• _Description of the task_:
Restate the records below word for word.

[Collected data entries]
****************************************
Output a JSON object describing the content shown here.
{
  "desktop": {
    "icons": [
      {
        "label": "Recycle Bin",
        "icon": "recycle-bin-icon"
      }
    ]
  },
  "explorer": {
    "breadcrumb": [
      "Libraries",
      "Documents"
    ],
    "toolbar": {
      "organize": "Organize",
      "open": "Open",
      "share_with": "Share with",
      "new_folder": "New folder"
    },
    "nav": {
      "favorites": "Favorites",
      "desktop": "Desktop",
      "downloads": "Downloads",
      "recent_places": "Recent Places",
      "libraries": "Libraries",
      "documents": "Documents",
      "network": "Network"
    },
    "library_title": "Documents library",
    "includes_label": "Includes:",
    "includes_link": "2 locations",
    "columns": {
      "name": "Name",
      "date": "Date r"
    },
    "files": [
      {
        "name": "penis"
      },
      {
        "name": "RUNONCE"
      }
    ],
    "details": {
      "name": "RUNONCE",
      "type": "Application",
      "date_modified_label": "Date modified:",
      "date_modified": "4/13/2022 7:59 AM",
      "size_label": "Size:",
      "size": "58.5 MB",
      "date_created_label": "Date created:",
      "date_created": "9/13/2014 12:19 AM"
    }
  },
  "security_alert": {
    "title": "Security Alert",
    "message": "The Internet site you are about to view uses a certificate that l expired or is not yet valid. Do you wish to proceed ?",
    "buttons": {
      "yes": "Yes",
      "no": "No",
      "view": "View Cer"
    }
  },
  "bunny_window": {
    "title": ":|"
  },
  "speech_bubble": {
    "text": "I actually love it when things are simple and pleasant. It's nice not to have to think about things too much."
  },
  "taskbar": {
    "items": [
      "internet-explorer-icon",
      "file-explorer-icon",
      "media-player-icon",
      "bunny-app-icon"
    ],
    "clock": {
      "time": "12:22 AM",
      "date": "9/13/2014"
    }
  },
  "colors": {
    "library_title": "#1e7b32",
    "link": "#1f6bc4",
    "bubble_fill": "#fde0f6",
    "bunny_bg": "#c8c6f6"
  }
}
****************************************
• _Problem solution_:
Output a JSON object describing the content shown here.
{
  "desktop": {
    "icons": [
      {
        "label": "Recycle Bin",
        "icon": "recycle-bin-icon"
      }
    ]
  },
  "explorer": {
    "breadcrumb": [
      "Libraries",
      "Documents"
    ],
    "toolbar": {
      "organize": "Organize",
      "open": "Open",
      "share_with": "Share with",
      "new_folder": "New folder"
    },
    "nav": {
      "favorites": "Favorites",
      "desktop": "Desktop",
      "downloads": "Downloads",
      "recent_places": "Recent Places",
      "libraries": "Libraries",
      "documents": "Documents",
      "network": "Network"
    },
    "library_title": "Documents library",
    "includes_label": "Includes:",
    "includes_link": "2 locations",
    "columns": {
      "name": "Name",
      "date": "Date r"
    },
    "files": [
      {
        "name": "penis"
      },
      {
        "name": "RUNONCE"
      }
    ],
    "details": {
      "name": "RUNONCE",
      "type": "Application",
      "date_modified_label": "Date modified:",
      "date_modified": "4/13/2022 7:59 AM",
      "size_label": "Size:",
      "size": "58.5 MB",
      "date_created_label": "Date created:",
      "date_created": "9/13/2014 12:19 AM"
    }
  },
  "security_alert": {
    "title": "Security Alert",
    "message": "The Internet site you are about to view uses a certificate that l expired or is not yet valid. Do you wish to proceed ?",
    "buttons": {
      "yes": "Yes",
      "no": "No",
      "view": "View Cer"
    }
  },
  "bunny_window": {
    "title": ":|"
  },
  "speech_bubble": {
    "text": "I actually love it when things are simple and pleasant. It's nice not to have to think about things too much."
  },
  "taskbar": {
    "items": [
      "internet-explorer-icon",
      "file-explorer-icon",
      "media-player-icon",
      "bunny-app-icon"
    ],
    "clock": {
      "time": "12:22 AM",
      "date": "9/13/2014"
    }
  },
  "colors": {
    "library_title": "#1e7b32",
    "link": "#1f6bc4",
    "bubble_fill": "#fde0f6",
    "bunny_bg": "#c8c6f6"
  }
}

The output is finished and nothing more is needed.